THE REQUEST -> Give the number of lines that include the word "hour", nothing more.

Dataset rows ->
┌──
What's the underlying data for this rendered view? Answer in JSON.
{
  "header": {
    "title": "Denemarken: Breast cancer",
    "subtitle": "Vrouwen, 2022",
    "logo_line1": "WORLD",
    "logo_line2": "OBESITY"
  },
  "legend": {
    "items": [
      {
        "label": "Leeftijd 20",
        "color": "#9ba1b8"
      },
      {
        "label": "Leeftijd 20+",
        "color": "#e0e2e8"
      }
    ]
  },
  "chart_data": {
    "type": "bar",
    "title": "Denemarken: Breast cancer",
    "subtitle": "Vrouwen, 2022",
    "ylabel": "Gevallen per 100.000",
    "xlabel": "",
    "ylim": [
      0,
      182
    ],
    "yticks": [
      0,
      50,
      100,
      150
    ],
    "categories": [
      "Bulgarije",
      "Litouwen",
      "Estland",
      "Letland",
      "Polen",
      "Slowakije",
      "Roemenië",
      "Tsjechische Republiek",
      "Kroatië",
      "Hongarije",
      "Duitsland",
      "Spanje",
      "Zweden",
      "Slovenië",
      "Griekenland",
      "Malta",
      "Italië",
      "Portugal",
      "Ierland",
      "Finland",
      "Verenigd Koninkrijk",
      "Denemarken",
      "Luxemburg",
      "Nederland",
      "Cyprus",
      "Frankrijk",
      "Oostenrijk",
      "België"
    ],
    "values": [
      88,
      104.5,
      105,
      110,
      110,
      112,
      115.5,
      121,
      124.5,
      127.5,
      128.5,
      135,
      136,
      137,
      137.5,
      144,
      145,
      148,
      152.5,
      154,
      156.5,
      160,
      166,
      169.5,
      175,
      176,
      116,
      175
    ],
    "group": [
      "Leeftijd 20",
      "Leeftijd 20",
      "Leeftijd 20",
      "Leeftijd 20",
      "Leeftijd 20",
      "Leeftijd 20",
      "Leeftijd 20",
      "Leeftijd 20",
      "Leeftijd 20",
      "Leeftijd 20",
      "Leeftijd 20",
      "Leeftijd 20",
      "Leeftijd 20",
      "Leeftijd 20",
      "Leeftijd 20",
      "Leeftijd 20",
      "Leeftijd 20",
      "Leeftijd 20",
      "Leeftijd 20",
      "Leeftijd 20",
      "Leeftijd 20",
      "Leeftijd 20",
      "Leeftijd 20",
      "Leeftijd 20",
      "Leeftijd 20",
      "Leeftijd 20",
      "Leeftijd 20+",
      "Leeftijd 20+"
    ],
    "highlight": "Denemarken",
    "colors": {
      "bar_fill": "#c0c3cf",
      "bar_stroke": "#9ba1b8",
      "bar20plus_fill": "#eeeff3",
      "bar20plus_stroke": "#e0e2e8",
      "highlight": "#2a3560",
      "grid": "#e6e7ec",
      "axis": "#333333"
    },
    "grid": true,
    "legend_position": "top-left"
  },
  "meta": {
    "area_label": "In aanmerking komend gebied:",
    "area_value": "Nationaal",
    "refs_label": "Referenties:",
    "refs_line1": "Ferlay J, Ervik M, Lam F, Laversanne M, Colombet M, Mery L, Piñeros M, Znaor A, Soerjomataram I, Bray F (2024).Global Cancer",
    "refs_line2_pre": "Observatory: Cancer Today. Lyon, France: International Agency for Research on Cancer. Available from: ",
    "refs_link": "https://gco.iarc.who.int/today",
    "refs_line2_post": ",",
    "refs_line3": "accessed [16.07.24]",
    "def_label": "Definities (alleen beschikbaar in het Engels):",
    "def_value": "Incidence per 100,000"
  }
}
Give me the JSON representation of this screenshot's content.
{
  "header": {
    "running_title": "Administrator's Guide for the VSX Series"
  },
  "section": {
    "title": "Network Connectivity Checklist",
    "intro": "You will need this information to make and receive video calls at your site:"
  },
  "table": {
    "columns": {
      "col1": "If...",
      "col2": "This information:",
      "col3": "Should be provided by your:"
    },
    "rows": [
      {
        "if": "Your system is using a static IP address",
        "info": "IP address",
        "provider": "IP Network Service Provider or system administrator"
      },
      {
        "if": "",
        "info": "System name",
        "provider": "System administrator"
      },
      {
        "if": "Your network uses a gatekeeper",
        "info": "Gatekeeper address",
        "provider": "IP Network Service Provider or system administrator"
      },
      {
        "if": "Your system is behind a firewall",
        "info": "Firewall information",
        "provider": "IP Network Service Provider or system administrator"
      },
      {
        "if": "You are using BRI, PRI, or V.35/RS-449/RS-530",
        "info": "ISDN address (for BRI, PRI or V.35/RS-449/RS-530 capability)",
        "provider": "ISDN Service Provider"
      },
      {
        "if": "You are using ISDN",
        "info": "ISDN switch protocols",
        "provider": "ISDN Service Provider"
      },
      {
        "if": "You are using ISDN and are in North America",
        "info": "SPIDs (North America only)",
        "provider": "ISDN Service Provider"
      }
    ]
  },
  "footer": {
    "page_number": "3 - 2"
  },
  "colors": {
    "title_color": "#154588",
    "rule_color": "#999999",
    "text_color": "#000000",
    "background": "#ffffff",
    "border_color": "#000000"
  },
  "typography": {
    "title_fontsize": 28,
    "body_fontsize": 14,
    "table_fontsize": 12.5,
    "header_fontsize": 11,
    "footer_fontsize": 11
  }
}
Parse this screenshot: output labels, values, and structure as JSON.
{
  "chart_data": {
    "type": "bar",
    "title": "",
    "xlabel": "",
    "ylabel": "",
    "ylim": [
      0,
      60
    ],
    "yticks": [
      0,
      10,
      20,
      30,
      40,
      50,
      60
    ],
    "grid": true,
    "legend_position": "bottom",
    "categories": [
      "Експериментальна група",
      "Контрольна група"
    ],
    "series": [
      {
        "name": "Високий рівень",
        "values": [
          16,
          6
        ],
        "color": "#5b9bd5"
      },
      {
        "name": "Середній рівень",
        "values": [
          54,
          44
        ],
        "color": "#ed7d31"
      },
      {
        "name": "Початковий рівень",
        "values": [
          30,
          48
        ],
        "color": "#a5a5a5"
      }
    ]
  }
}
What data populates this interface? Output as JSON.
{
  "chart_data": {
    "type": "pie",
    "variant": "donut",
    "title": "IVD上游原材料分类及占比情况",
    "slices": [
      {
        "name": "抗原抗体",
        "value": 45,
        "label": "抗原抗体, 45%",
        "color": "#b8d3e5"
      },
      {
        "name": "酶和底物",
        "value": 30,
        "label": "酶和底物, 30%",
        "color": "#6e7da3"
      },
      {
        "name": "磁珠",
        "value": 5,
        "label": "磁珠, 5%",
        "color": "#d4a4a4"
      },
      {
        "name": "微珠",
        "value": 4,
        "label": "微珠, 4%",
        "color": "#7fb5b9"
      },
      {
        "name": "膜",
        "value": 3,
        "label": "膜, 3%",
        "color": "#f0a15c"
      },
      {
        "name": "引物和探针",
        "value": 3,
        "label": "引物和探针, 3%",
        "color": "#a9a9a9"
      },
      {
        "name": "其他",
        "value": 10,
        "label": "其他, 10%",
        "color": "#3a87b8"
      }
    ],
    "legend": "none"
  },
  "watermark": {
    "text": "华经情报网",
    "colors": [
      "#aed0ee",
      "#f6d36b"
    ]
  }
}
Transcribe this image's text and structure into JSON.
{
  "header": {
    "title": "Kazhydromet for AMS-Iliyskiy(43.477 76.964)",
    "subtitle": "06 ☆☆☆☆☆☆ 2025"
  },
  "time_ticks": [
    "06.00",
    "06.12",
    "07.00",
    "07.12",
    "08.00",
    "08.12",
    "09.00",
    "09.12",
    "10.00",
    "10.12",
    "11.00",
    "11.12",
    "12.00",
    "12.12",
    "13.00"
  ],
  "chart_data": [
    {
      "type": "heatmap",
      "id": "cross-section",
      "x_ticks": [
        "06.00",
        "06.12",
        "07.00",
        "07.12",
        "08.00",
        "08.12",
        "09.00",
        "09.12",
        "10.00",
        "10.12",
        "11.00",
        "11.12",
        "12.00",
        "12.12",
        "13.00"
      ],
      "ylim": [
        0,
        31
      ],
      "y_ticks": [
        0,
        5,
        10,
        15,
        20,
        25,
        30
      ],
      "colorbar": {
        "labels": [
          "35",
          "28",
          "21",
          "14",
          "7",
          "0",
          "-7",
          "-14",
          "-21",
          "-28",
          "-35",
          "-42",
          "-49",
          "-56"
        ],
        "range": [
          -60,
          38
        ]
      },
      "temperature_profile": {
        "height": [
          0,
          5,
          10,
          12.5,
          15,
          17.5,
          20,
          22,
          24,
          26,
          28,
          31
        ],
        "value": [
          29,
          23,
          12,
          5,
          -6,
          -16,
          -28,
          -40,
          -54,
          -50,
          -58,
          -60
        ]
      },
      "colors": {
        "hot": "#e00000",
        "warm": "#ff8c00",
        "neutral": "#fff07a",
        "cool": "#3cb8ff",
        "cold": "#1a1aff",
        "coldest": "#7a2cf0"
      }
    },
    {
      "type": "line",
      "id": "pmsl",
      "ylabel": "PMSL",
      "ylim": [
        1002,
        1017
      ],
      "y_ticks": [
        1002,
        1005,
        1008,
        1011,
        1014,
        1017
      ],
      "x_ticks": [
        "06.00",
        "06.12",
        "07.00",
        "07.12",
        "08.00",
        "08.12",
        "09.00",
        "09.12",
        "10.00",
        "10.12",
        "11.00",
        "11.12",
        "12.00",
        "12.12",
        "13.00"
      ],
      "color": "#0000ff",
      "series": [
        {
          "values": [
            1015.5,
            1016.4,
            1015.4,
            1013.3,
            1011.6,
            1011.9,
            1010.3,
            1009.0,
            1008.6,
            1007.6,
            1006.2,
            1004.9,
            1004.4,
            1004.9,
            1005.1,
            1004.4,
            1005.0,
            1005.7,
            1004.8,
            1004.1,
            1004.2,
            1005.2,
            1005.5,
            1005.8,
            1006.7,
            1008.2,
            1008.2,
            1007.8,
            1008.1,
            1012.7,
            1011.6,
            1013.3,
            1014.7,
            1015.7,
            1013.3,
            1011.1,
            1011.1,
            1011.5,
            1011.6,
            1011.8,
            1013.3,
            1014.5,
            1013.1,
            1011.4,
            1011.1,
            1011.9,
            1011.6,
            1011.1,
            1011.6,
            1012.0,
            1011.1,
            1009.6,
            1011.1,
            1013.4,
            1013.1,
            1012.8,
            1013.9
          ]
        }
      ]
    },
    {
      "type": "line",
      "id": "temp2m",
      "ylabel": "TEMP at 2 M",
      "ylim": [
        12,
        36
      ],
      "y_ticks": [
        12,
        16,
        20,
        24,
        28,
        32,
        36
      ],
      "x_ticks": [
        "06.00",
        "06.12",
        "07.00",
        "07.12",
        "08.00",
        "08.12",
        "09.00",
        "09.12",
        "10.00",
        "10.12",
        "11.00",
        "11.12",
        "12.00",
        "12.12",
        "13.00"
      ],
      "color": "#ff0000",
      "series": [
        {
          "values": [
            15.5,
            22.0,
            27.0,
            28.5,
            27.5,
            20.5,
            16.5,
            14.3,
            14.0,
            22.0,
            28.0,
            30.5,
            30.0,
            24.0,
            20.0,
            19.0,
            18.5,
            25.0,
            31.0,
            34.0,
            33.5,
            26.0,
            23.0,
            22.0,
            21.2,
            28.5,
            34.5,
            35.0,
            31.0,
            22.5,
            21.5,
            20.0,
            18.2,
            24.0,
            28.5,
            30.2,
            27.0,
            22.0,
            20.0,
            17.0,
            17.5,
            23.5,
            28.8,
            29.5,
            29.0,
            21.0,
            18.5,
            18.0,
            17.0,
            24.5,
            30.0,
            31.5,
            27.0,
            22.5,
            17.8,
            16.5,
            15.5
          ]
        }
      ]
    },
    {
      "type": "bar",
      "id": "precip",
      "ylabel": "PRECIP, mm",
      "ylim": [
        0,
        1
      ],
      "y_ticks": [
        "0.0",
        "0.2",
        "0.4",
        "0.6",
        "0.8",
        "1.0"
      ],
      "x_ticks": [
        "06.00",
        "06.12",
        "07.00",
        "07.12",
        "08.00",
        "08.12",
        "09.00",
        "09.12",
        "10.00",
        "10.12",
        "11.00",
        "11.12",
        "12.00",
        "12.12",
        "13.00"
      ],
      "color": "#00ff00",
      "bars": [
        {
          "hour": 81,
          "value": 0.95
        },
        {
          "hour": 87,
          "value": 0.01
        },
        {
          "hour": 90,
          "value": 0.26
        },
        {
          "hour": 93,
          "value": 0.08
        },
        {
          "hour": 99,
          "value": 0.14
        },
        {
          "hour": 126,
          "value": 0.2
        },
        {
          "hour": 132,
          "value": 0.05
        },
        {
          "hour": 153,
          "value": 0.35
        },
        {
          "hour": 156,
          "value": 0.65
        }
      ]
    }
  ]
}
└──
WRITTEN REPLY -> 9